== DATA FOR PROCESSING

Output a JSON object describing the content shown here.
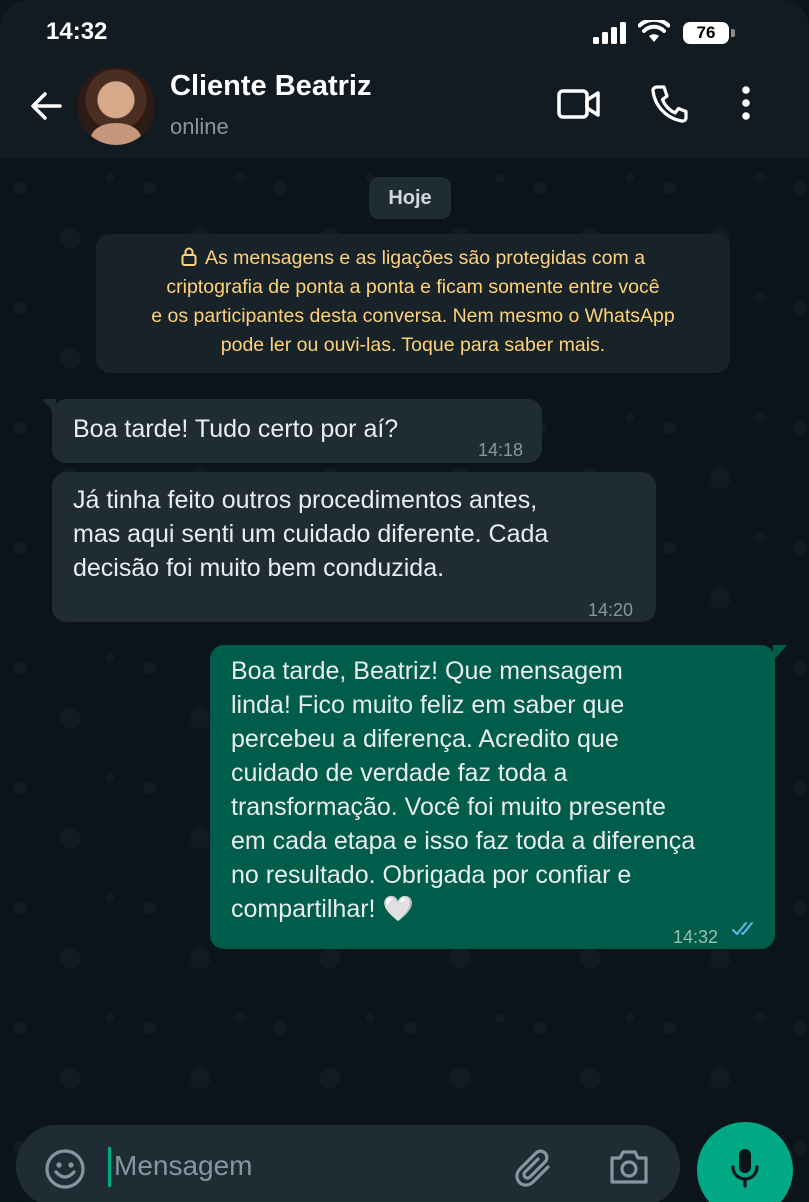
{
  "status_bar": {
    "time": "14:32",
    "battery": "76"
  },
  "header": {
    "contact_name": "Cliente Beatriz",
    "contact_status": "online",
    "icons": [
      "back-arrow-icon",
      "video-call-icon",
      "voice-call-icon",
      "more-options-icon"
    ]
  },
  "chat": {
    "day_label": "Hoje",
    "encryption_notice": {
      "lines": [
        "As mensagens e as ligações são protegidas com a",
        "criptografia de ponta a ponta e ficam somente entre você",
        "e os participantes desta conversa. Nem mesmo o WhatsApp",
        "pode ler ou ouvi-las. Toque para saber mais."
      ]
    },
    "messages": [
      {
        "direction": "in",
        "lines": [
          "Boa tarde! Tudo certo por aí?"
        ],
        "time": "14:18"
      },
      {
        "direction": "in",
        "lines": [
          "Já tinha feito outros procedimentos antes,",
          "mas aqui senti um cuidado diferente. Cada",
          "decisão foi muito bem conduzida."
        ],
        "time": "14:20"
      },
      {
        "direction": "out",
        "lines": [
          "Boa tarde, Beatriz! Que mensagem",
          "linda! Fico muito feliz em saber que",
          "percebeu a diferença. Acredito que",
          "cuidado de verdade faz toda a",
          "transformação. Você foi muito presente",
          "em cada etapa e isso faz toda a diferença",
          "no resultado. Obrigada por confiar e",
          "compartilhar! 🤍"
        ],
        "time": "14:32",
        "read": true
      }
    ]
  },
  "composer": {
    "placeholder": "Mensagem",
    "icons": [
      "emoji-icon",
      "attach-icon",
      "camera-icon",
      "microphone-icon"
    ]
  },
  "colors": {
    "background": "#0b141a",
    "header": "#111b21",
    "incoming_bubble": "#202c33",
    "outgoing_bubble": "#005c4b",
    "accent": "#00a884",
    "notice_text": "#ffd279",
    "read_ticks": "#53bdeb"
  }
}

====

## AIM OF THE EXERCISE
Your task is to return the entries above exactly, with no pictures.

## TASK RESULT
Output a JSON object describing the content shown here.
{
  "status_bar": {
    "time": "14:32",
    "battery": "76"
  },
  "header": {
    "contact_name": "Cliente Beatriz",
    "contact_status": "online",
    "icons": [
      "back-arrow-icon",
      "video-call-icon",
      "voice-call-icon",
      "more-options-icon"
    ]
  },
  "chat": {
    "day_label": "Hoje",
    "encryption_notice": {
      "lines": [
        "As mensagens e as ligações são protegidas com a",
        "criptografia de ponta a ponta e ficam somente entre você",
        "e os participantes desta conversa. Nem mesmo o WhatsApp",
        "pode ler ou ouvi-las. Toque para saber mais."
      ]
    },
    "messages": [
      {
        "direction": "in",
        "lines": [
          "Boa tarde! Tudo certo por aí?"
        ],
        "time": "14:18"
      },
      {
        "direction": "in",
        "lines": [
          "Já tinha feito outros procedimentos antes,",
          "mas aqui senti um cuidado diferente. Cada",
          "decisão foi muito bem conduzida."
        ],
        "time": "14:20"
      },
      {
        "direction": "out",
        "lines": [
          "Boa tarde, Beatriz! Que mensagem",
          "linda! Fico muito feliz em saber que",
          "percebeu a diferença. Acredito que",
          "cuidado de verdade faz toda a",
          "transformação. Você foi muito presente",
          "em cada etapa e isso faz toda a diferença",
          "no resultado. Obrigada por confiar e",
          "compartilhar! 🤍"
        ],
        "time": "14:32",
        "read": true
      }
    ]
  },
  "composer": {
    "placeholder": "Mensagem",
    "icons": [
      "emoji-icon",
      "attach-icon",
      "camera-icon",
      "microphone-icon"
    ]
  },
  "colors": {
    "background": "#0b141a",
    "header": "#111b21",
    "incoming_bubble": "#202c33",
    "outgoing_bubble": "#005c4b",
    "accent": "#00a884",
    "notice_text": "#ffd279",
    "read_ticks": "#53bdeb"
  }
}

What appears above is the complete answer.